Exercise passage

--*--

Colour coded Nutri-score becomes France’s official nutrition labelThis article is powered by EU Food Law
The colour coded Nutri-score became France’s official nutrition label on 31 October but its use is voluntary not mandatory.
French recognition of the Nutri-score label came a week after Paris received the go ahead from the European Commission. France had to notify the scheme under the food information to consumers regulation (FIC – 1169/2011), which allows national labels, provided that they do not discriminate against products from other Member States or otherwise act as a trade barrier.
Manufacturers and retailers do not have to use the front-of-pack Nutri-score label, as it is voluntary, but it is the only labelling scheme to have official government recognition through a 31 October decree signed by Health Minister Agnès Buzyn, Food and Agriculture Minister Stéphane Travert and Secretary of State for Economics and Finances Benjamin Griveaux.
Official backing for the Nutri-score follows a process launched in January 2016 that compared four different schemes in real conditions in 60 stores – the Nutri-score developed by the Paris XIII university, an industry scheme Nutri Repere, a retailer label SENS and the UK’s traffic light labelling system introduced in 2012.
The Nutri-score selected uses five colours ranging from dark green to dark orange – but significantly no red – to grade foods according to their overall nutritional quality. Within the colour coded box there are also letters ranging from A for the “best nutritional quality” to E for the “least good nutritional quality.”

--*--

Document layout detection data:
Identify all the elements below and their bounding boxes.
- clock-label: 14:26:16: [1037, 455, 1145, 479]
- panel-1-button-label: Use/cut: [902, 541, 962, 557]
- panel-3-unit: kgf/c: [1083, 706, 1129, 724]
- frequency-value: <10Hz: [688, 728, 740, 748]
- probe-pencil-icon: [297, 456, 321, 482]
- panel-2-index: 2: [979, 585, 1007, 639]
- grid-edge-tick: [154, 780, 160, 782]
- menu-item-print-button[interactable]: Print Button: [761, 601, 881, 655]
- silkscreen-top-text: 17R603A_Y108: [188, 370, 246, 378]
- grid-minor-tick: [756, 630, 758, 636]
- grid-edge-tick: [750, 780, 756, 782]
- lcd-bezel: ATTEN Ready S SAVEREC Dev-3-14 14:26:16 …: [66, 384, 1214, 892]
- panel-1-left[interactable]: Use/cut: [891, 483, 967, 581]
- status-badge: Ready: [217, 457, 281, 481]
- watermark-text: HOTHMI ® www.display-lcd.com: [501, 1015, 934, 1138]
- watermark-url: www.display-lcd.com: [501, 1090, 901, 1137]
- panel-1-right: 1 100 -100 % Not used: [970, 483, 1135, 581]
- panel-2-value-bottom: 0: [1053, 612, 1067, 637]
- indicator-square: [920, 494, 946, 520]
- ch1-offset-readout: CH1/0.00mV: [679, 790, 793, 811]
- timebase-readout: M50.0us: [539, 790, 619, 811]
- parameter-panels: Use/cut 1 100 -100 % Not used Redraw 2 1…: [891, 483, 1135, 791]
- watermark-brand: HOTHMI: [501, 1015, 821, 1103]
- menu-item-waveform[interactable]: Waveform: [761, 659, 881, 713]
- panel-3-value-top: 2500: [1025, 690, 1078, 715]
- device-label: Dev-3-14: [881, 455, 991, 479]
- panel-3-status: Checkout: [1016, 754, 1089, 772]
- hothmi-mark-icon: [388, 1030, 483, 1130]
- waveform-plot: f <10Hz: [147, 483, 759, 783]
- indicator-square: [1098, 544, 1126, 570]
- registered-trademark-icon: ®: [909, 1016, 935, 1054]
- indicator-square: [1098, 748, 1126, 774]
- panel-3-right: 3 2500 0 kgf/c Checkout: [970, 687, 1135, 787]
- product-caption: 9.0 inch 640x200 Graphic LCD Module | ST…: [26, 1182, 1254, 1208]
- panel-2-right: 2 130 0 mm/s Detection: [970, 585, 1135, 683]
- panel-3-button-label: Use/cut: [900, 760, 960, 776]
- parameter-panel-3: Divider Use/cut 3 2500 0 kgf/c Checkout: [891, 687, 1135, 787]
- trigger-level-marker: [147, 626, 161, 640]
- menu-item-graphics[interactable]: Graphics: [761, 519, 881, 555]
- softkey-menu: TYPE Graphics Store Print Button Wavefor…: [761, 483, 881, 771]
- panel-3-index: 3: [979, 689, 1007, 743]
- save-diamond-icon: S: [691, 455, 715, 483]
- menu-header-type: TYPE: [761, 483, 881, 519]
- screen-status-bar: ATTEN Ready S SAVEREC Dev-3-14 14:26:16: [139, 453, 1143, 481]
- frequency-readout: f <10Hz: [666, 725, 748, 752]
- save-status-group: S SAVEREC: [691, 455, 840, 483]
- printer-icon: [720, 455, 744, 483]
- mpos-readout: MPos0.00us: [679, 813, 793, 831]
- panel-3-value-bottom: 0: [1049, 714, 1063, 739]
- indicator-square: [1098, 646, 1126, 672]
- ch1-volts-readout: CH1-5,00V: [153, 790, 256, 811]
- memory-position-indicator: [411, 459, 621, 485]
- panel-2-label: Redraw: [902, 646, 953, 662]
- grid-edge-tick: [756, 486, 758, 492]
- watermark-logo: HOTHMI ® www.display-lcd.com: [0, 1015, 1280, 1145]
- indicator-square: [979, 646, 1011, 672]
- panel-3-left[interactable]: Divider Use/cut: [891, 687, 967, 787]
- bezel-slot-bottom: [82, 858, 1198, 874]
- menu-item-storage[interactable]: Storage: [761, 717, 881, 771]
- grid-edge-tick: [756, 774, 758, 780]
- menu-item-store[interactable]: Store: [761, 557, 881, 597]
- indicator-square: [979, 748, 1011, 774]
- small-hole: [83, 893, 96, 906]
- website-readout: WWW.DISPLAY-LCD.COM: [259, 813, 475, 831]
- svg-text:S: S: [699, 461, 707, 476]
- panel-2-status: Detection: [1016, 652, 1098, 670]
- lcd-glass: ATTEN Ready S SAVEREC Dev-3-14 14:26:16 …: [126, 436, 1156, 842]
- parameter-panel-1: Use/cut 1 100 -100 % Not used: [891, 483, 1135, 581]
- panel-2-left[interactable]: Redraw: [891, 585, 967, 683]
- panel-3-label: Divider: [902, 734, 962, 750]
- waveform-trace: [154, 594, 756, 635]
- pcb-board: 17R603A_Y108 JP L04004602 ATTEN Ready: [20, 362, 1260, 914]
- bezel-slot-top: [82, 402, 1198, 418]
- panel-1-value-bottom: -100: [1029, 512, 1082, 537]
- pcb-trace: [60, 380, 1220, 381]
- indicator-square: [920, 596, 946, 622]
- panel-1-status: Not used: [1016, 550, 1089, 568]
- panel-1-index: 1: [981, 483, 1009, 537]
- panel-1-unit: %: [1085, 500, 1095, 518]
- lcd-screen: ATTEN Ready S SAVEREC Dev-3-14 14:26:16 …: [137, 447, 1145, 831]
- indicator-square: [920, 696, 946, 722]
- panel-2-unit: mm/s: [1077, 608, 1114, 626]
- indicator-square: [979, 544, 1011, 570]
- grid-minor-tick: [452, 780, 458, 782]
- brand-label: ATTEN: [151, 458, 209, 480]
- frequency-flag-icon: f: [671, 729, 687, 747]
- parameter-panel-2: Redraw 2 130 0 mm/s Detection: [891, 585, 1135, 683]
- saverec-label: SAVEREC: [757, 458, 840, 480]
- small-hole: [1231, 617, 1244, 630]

--*--

Problems to solve
1 - Copy the Nutri-score article from "Colour coded Nutri-score becomes" up to and including "a trade barrier.".
2 - Write what comes next in the article on France's Nutri-score label, picking up after its final sentence.
The records were drawn from a separate source.

Responses per task
1 -
Colour coded Nutri-score becomes France’s official nutrition labelThis article is powered by EU Food Law
The colour coded Nutri-score became France’s official nutrition label on 31 October but its use is voluntary not mandatory.
French recognition of the Nutri-score label came a week after Paris received the go ahead from the European Commission. France had to notify the scheme under the food information to consumers regulation (FIC – 1169/2011), which allows national labels, provided that they do not discriminate against products from other Member States or otherwise act as a trade barrier.

2 -
Auchan, Leclerc, Intermarché, Danone and McCain have already signed up to the scheme, but other retailers and manufacturers are expected to follow and register via a dedicated website.
“Nutri-score is a valuable prevention tool,” commented Buzyn, adding that “an unbalanced diet and overweight are in fact two major risk factors for cancer and stroke.”
But Dirk Jacob, FoodDrinkEurope Deputy Director General, tweeted: “FR law on #NutriScore nutrition label signed today. Too bad again a national approach rather than EU.”
French consumer organisation UFC-Que Choisir warned against companies using “diversionary tactics” to push alternative schemes. The consumer group accused burger chains McDonald’s and Quick of using an “obsolete” label and Coca-Cola, Nestlé, Mars, Mondelez, PepsiCo and Unilever of pushing a “particularly complicated scheme” that was “based on unrealistic portion sizes” in parallel, which “clearly aims to confuse consumers and thwart the uptake of 'Nutriscore'.”